| Task instructions |
Repeat the listing that follows, character for character, minus the pictures.

| Exercise inputs |
# # # #
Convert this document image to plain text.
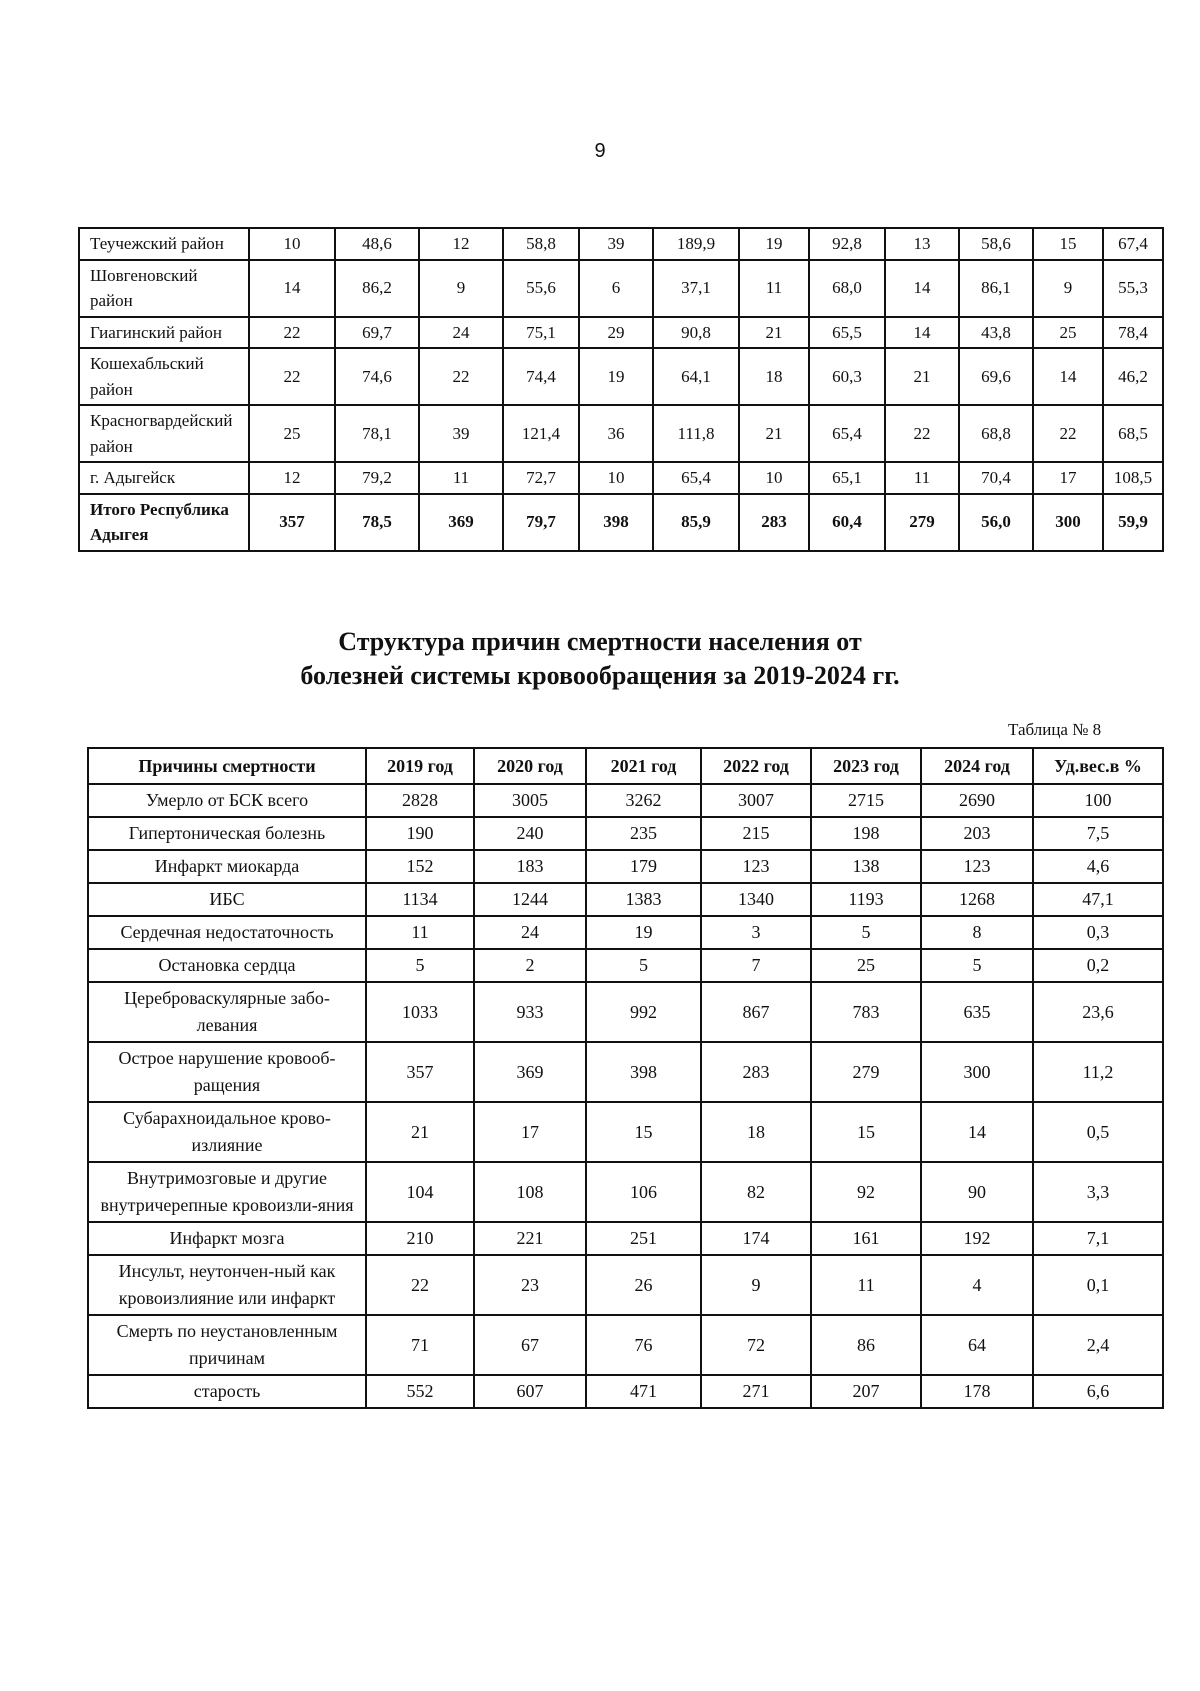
9
Теучежский район	10	48,6	12	58,8	39	189,9	19	92,8	13	58,6	15	67,4
Шовгеновский район	14	86,2	9	55,6	6	37,1	11	68,0	14	86,1	9	55,3
Гиагинский район	22	69,7	24	75,1	29	90,8	21	65,5	14	43,8	25	78,4
Кошехабльский район	22	74,6	22	74,4	19	64,1	18	60,3	21	69,6	14	46,2
Красногвардейский район	25	78,1	39	121,4	36	111,8	21	65,4	22	68,8	22	68,5
г. Адыгейск	12	79,2	11	72,7	10	65,4	10	65,1	11	70,4	17	108,5
Итого Республика Адыгея	357	78,5	369	79,7	398	85,9	283	60,4	279	56,0	300	59,9
Структура причин смертности населения от
болезней системы кровообращения за 2019-2024 гг.
Таблица № 8
Причины смертности	2019 год	2020 год	2021 год	2022 год	2023 год	2024 год	Уд.вес.в %
Умерло от БСК всего	2828	3005	3262	3007	2715	2690	100
Гипертоническая болезнь	190	240	235	215	198	203	7,5
Инфаркт миокарда	152	183	179	123	138	123	4,6
ИБС	1134	1244	1383	1340	1193	1268	47,1
Сердечная недостаточность	11	24	19	3	5	8	0,3
Остановка сердца	5	2	5	7	25	5	0,2
Цереброваскулярные забо-левания	1033	933	992	867	783	635	23,6
Острое нарушение кровооб-ращения	357	369	398	283	279	300	11,2
Субарахноидальное крово-излияние	21	17	15	18	15	14	0,5
Внутримозговые и другие внутричерепные кровоизли-яния	104	108	106	82	92	90	3,3
Инфаркт мозга	210	221	251	174	161	192	7,1
Инсульт, неутончен-ный как кровоизлияние или инфаркт	22	23	26	9	11	4	0,1
Смерть по неустановленным причинам	71	67	76	72	86	64	2,4
старость	552	607	471	271	207	178	6,6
# # # #
| Written answer |
Convert this document image to plain text.
9
Теучежский район	10	48,6	12	58,8	39	189,9	19	92,8	13	58,6	15	67,4
Шовгеновский район	14	86,2	9	55,6	6	37,1	11	68,0	14	86,1	9	55,3
Гиагинский район	22	69,7	24	75,1	29	90,8	21	65,5	14	43,8	25	78,4
Кошехабльский район	22	74,6	22	74,4	19	64,1	18	60,3	21	69,6	14	46,2
Красногвардейский район	25	78,1	39	121,4	36	111,8	21	65,4	22	68,8	22	68,5
г. Адыгейск	12	79,2	11	72,7	10	65,4	10	65,1	11	70,4	17	108,5
Итого Республика Адыгея	357	78,5	369	79,7	398	85,9	283	60,4	279	56,0	300	59,9
Структура причин смертности населения от
болезней системы кровообращения за 2019-2024 гг.
Таблица № 8
Причины смертности	2019 год	2020 год	2021 год	2022 год	2023 год	2024 год	Уд.вес.в %
Умерло от БСК всего	2828	3005	3262	3007	2715	2690	100
Гипертоническая болезнь	190	240	235	215	198	203	7,5
Инфаркт миокарда	152	183	179	123	138	123	4,6
ИБС	1134	1244	1383	1340	1193	1268	47,1
Сердечная недостаточность	11	24	19	3	5	8	0,3
Остановка сердца	5	2	5	7	25	5	0,2
Цереброваскулярные забо-левания	1033	933	992	867	783	635	23,6
Острое нарушение кровооб-ращения	357	369	398	283	279	300	11,2
Субарахноидальное крово-излияние	21	17	15	18	15	14	0,5
Внутримозговые и другие внутричерепные кровоизли-яния	104	108	106	82	92	90	3,3
Инфаркт мозга	210	221	251	174	161	192	7,1
Инсульт, неутончен-ный как кровоизлияние или инфаркт	22	23	26	9	11	4	0,1
Смерть по неустановленным причинам	71	67	76	72	86	64	2,4
старость	552	607	471	271	207	178	6,6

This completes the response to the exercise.